-- start of Data rows --
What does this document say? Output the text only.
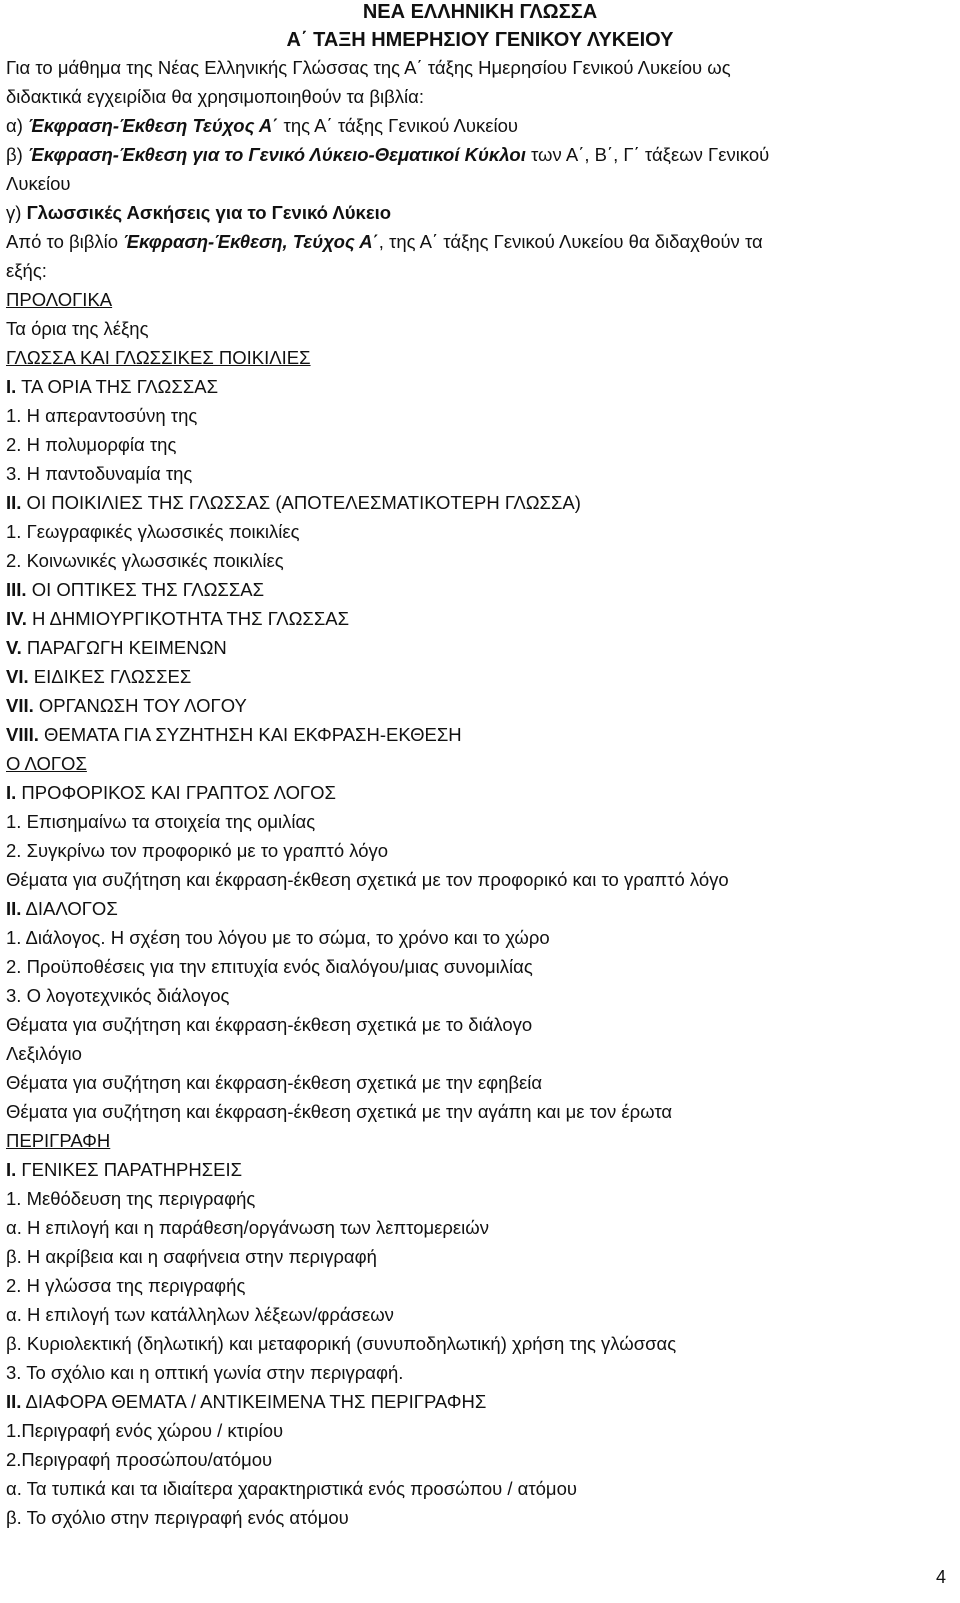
ΝΕΑ ΕΛΛΗΝΙΚΗ ΓΛΩΣΣΑ
Α΄ ΤΑΞΗ ΗΜΕΡΗΣΙΟΥ ΓΕΝΙΚΟΥ ΛΥΚΕΙΟΥ
Για το μάθημα της Νέας Ελληνικής Γλώσσας της Α΄ τάξης Ημερησίου Γενικού Λυκείου ως
διδακτικά εγχειρίδια θα χρησιμοποιηθούν τα βιβλία:
α) Έκφραση-Έκθεση Τεύχος Α΄ της Α΄ τάξης Γενικού Λυκείου
β) Έκφραση-Έκθεση για το Γενικό Λύκειο-Θεματικοί Κύκλοι των Α΄, Β΄, Γ΄ τάξεων Γενικού
Λυκείου
γ) Γλωσσικές Ασκήσεις για το Γενικό Λύκειο
Από το βιβλίο Έκφραση-Έκθεση, Τεύχος Α΄, της Α΄ τάξης Γενικού Λυκείου θα διδαχθούν τα
εξής:
ΠΡΟΛΟΓΙΚΑ
Τα όρια της λέξης
ΓΛΩΣΣΑ ΚΑΙ ΓΛΩΣΣΙΚΕΣ ΠΟΙΚΙΛΙΕΣ
Ι. ΤΑ ΟΡΙΑ ΤΗΣ ΓΛΩΣΣΑΣ
1. Η απεραντοσύνη της
2. Η πολυμορφία της
3. Η παντοδυναμία της
ΙΙ. ΟΙ ΠΟΙΚΙΛΙΕΣ ΤΗΣ ΓΛΩΣΣΑΣ (ΑΠΟΤΕΛΕΣΜΑΤΙΚΟΤΕΡΗ ΓΛΩΣΣΑ)
1. Γεωγραφικές γλωσσικές ποικιλίες
2. Κοινωνικές γλωσσικές ποικιλίες
ΙΙΙ. ΟΙ ΟΠΤΙΚΕΣ ΤΗΣ ΓΛΩΣΣΑΣ
ΙV. Η ΔΗΜΙΟΥΡΓΙΚΟΤΗΤΑ ΤΗΣ ΓΛΩΣΣΑΣ
V. ΠΑΡΑΓΩΓΗ ΚΕΙΜΕΝΩΝ
VI. ΕΙΔΙΚΕΣ ΓΛΩΣΣΕΣ
VII. ΟΡΓΑΝΩΣΗ ΤΟΥ ΛΟΓΟΥ
VIII. ΘΕΜΑΤΑ ΓΙΑ ΣΥΖΗΤΗΣΗ ΚΑΙ ΕΚΦΡΑΣΗ-ΕΚΘΕΣΗ
Ο ΛΟΓΟΣ
Ι. ΠΡΟΦΟΡΙΚΟΣ ΚΑΙ ΓΡΑΠΤΟΣ ΛΟΓΟΣ
1. Επισημαίνω τα στοιχεία της ομιλίας
2. Συγκρίνω τον προφορικό με το γραπτό λόγο
Θέματα για συζήτηση και έκφραση-έκθεση σχετικά με τον προφορικό και το γραπτό λόγο
ΙΙ. ΔΙΑΛΟΓΟΣ
1. Διάλογος. Η σχέση του λόγου με το σώμα, το χρόνο και το χώρο
2. Προϋποθέσεις για την επιτυχία ενός διαλόγου/μιας συνομιλίας
3. Ο λογοτεχνικός διάλογος
Θέματα για συζήτηση και έκφραση-έκθεση σχετικά με το διάλογο
Λεξιλόγιο
Θέματα για συζήτηση και έκφραση-έκθεση σχετικά με την εφηβεία
Θέματα για συζήτηση και έκφραση-έκθεση σχετικά με την αγάπη και με τον έρωτα
ΠΕΡΙΓΡΑΦΗ
Ι. ΓΕΝΙΚΕΣ ΠΑΡΑΤΗΡΗΣΕΙΣ
1. Μεθόδευση της περιγραφής
α. Η επιλογή και η παράθεση/οργάνωση των λεπτομερειών
β. Η ακρίβεια και η σαφήνεια στην περιγραφή
2. Η γλώσσα της περιγραφής
α. Η επιλογή των κατάλληλων λέξεων/φράσεων
β. Κυριολεκτική (δηλωτική) και μεταφορική (συνυποδηλωτική) χρήση της γλώσσας
3. Το σχόλιο και η οπτική γωνία στην περιγραφή.
ΙΙ. ΔΙΑΦΟΡΑ ΘΕΜΑΤΑ / ΑΝΤΙΚΕΙΜΕΝΑ ΤΗΣ ΠΕΡΙΓΡΑΦΗΣ
1.Περιγραφή ενός χώρου / κτιρίου
2.Περιγραφή προσώπου/ατόμου
α. Τα τυπικά και τα ιδιαίτερα χαρακτηριστικά ενός προσώπου / ατόμου
β. Το σχόλιο στην περιγραφή ενός ατόμου
4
-- end of Data rows --
- Given task -
Repeat the data exactly, dropping every picture it holds.

- Output -
What does this document say? Output the text only.
ΝΕΑ ΕΛΛΗΝΙΚΗ ΓΛΩΣΣΑ
Α΄ ΤΑΞΗ ΗΜΕΡΗΣΙΟΥ ΓΕΝΙΚΟΥ ΛΥΚΕΙΟΥ
Για το μάθημα της Νέας Ελληνικής Γλώσσας της Α΄ τάξης Ημερησίου Γενικού Λυκείου ως
διδακτικά εγχειρίδια θα χρησιμοποιηθούν τα βιβλία:
α) Έκφραση-Έκθεση Τεύχος Α΄ της Α΄ τάξης Γενικού Λυκείου
β) Έκφραση-Έκθεση για το Γενικό Λύκειο-Θεματικοί Κύκλοι των Α΄, Β΄, Γ΄ τάξεων Γενικού
Λυκείου
γ) Γλωσσικές Ασκήσεις για το Γενικό Λύκειο
Από το βιβλίο Έκφραση-Έκθεση, Τεύχος Α΄, της Α΄ τάξης Γενικού Λυκείου θα διδαχθούν τα
εξής:
ΠΡΟΛΟΓΙΚΑ
Τα όρια της λέξης
ΓΛΩΣΣΑ ΚΑΙ ΓΛΩΣΣΙΚΕΣ ΠΟΙΚΙΛΙΕΣ
Ι. ΤΑ ΟΡΙΑ ΤΗΣ ΓΛΩΣΣΑΣ
1. Η απεραντοσύνη της
2. Η πολυμορφία της
3. Η παντοδυναμία της
ΙΙ. ΟΙ ΠΟΙΚΙΛΙΕΣ ΤΗΣ ΓΛΩΣΣΑΣ (ΑΠΟΤΕΛΕΣΜΑΤΙΚΟΤΕΡΗ ΓΛΩΣΣΑ)
1. Γεωγραφικές γλωσσικές ποικιλίες
2. Κοινωνικές γλωσσικές ποικιλίες
ΙΙΙ. ΟΙ ΟΠΤΙΚΕΣ ΤΗΣ ΓΛΩΣΣΑΣ
ΙV. Η ΔΗΜΙΟΥΡΓΙΚΟΤΗΤΑ ΤΗΣ ΓΛΩΣΣΑΣ
V. ΠΑΡΑΓΩΓΗ ΚΕΙΜΕΝΩΝ
VI. ΕΙΔΙΚΕΣ ΓΛΩΣΣΕΣ
VII. ΟΡΓΑΝΩΣΗ ΤΟΥ ΛΟΓΟΥ
VIII. ΘΕΜΑΤΑ ΓΙΑ ΣΥΖΗΤΗΣΗ ΚΑΙ ΕΚΦΡΑΣΗ-ΕΚΘΕΣΗ
Ο ΛΟΓΟΣ
Ι. ΠΡΟΦΟΡΙΚΟΣ ΚΑΙ ΓΡΑΠΤΟΣ ΛΟΓΟΣ
1. Επισημαίνω τα στοιχεία της ομιλίας
2. Συγκρίνω τον προφορικό με το γραπτό λόγο
Θέματα για συζήτηση και έκφραση-έκθεση σχετικά με τον προφορικό και το γραπτό λόγο
ΙΙ. ΔΙΑΛΟΓΟΣ
1. Διάλογος. Η σχέση του λόγου με το σώμα, το χρόνο και το χώρο
2. Προϋποθέσεις για την επιτυχία ενός διαλόγου/μιας συνομιλίας
3. Ο λογοτεχνικός διάλογος
Θέματα για συζήτηση και έκφραση-έκθεση σχετικά με το διάλογο
Λεξιλόγιο
Θέματα για συζήτηση και έκφραση-έκθεση σχετικά με την εφηβεία
Θέματα για συζήτηση και έκφραση-έκθεση σχετικά με την αγάπη και με τον έρωτα
ΠΕΡΙΓΡΑΦΗ
Ι. ΓΕΝΙΚΕΣ ΠΑΡΑΤΗΡΗΣΕΙΣ
1. Μεθόδευση της περιγραφής
α. Η επιλογή και η παράθεση/οργάνωση των λεπτομερειών
β. Η ακρίβεια και η σαφήνεια στην περιγραφή
2. Η γλώσσα της περιγραφής
α. Η επιλογή των κατάλληλων λέξεων/φράσεων
β. Κυριολεκτική (δηλωτική) και μεταφορική (συνυποδηλωτική) χρήση της γλώσσας
3. Το σχόλιο και η οπτική γωνία στην περιγραφή.
ΙΙ. ΔΙΑΦΟΡΑ ΘΕΜΑΤΑ / ΑΝΤΙΚΕΙΜΕΝΑ ΤΗΣ ΠΕΡΙΓΡΑΦΗΣ
1.Περιγραφή ενός χώρου / κτιρίου
2.Περιγραφή προσώπου/ατόμου
α. Τα τυπικά και τα ιδιαίτερα χαρακτηριστικά ενός προσώπου / ατόμου
β. Το σχόλιο στην περιγραφή ενός ατόμου
4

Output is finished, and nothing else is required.